Records provided —
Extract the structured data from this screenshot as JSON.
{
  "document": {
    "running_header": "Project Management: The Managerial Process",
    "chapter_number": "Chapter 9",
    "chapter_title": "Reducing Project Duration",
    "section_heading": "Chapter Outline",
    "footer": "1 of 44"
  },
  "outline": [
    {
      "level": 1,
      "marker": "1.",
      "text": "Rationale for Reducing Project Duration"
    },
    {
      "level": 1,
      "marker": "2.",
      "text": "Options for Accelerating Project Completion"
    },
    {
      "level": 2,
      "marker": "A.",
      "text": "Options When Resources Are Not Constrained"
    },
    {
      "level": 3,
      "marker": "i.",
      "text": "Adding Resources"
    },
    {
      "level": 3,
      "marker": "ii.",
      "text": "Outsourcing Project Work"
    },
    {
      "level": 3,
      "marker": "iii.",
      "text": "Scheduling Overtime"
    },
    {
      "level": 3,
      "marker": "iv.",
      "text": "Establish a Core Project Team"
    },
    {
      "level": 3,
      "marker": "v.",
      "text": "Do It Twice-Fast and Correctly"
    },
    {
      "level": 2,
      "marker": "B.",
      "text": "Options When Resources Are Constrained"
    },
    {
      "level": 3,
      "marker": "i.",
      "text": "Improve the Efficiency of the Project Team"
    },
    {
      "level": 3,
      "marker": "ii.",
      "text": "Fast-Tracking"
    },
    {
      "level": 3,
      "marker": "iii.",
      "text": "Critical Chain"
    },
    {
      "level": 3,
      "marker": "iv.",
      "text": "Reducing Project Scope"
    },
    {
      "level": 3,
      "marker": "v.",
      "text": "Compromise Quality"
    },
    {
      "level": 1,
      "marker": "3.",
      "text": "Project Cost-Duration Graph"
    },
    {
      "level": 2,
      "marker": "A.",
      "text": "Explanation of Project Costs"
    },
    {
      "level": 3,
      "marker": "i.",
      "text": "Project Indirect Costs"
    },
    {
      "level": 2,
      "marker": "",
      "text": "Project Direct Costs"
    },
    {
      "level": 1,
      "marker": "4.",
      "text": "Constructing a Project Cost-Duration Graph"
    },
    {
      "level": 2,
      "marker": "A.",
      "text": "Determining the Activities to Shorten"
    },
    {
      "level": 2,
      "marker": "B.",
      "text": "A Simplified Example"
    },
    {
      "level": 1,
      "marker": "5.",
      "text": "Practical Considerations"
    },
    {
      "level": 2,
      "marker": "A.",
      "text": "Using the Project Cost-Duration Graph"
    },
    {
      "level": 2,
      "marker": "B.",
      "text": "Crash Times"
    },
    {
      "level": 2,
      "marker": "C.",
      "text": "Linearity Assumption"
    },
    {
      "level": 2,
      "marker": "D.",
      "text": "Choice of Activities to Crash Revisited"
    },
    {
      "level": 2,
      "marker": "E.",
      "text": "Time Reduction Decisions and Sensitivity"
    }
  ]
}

Directive — Reproduce the listing shown above in its entirety, exactly.

Complete response —
Extract the structured data from this screenshot as JSON.
{
  "document": {
    "running_header": "Project Management: The Managerial Process",
    "chapter_number": "Chapter 9",
    "chapter_title": "Reducing Project Duration",
    "section_heading": "Chapter Outline",
    "footer": "1 of 44"
  },
  "outline": [
    {
      "level": 1,
      "marker": "1.",
      "text": "Rationale for Reducing Project Duration"
    },
    {
      "level": 1,
      "marker": "2.",
      "text": "Options for Accelerating Project Completion"
    },
    {
      "level": 2,
      "marker": "A.",
      "text": "Options When Resources Are Not Constrained"
    },
    {
      "level": 3,
      "marker": "i.",
      "text": "Adding Resources"
    },
    {
      "level": 3,
      "marker": "ii.",
      "text": "Outsourcing Project Work"
    },
    {
      "level": 3,
      "marker": "iii.",
      "text": "Scheduling Overtime"
    },
    {
      "level": 3,
      "marker": "iv.",
      "text": "Establish a Core Project Team"
    },
    {
      "level": 3,
      "marker": "v.",
      "text": "Do It Twice-Fast and Correctly"
    },
    {
      "level": 2,
      "marker": "B.",
      "text": "Options When Resources Are Constrained"
    },
    {
      "level": 3,
      "marker": "i.",
      "text": "Improve the Efficiency of the Project Team"
    },
    {
      "level": 3,
      "marker": "ii.",
      "text": "Fast-Tracking"
    },
    {
      "level": 3,
      "marker": "iii.",
      "text": "Critical Chain"
    },
    {
      "level": 3,
      "marker": "iv.",
      "text": "Reducing Project Scope"
    },
    {
      "level": 3,
      "marker": "v.",
      "text": "Compromise Quality"
    },
    {
      "level": 1,
      "marker": "3.",
      "text": "Project Cost-Duration Graph"
    },
    {
      "level": 2,
      "marker": "A.",
      "text": "Explanation of Project Costs"
    },
    {
      "level": 3,
      "marker": "i.",
      "text": "Project Indirect Costs"
    },
    {
      "level": 2,
      "marker": "",
      "text": "Project Direct Costs"
    },
    {
      "level": 1,
      "marker": "4.",
      "text": "Constructing a Project Cost-Duration Graph"
    },
    {
      "level": 2,
      "marker": "A.",
      "text": "Determining the Activities to Shorten"
    },
    {
      "level": 2,
      "marker": "B.",
      "text": "A Simplified Example"
    },
    {
      "level": 1,
      "marker": "5.",
      "text": "Practical Considerations"
    },
    {
      "level": 2,
      "marker": "A.",
      "text": "Using the Project Cost-Duration Graph"
    },
    {
      "level": 2,
      "marker": "B.",
      "text": "Crash Times"
    },
    {
      "level": 2,
      "marker": "C.",
      "text": "Linearity Assumption"
    },
    {
      "level": 2,
      "marker": "D.",
      "text": "Choice of Activities to Crash Revisited"
    },
    {
      "level": 2,
      "marker": "E.",
      "text": "Time Reduction Decisions and Sensitivity"
    }
  ]
}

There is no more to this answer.